___ Excerpted records ___
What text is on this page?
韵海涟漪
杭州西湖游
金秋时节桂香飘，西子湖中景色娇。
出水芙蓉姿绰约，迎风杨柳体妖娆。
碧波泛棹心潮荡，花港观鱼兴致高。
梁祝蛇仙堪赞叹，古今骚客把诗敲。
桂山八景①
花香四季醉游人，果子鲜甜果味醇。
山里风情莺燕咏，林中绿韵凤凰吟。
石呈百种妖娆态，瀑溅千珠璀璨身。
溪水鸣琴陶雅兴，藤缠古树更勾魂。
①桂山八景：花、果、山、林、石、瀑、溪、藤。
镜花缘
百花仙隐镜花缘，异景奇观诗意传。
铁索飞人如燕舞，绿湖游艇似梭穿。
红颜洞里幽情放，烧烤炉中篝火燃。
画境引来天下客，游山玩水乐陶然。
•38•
___
## [Instruction]
Nothing should be left out: repeat all of the data exactly.

## [Problem solution]
What text is on this page?
韵海涟漪
杭州西湖游
金秋时节桂香飘，西子湖中景色娇。
出水芙蓉姿绰约，迎风杨柳体妖娆。
碧波泛棹心潮荡，花港观鱼兴致高。
梁祝蛇仙堪赞叹，古今骚客把诗敲。
桂山八景①
花香四季醉游人，果子鲜甜果味醇。
山里风情莺燕咏，林中绿韵凤凰吟。
石呈百种妖娆态，瀑溅千珠璀璨身。
溪水鸣琴陶雅兴，藤缠古树更勾魂。
①桂山八景：花、果、山、林、石、瀑、溪、藤。
镜花缘
百花仙隐镜花缘，异景奇观诗意传。
铁索飞人如燕舞，绿湖游艇似梭穿。
红颜洞里幽情放，烧烤炉中篝火燃。
画境引来天下客，游山玩水乐陶然。
•38•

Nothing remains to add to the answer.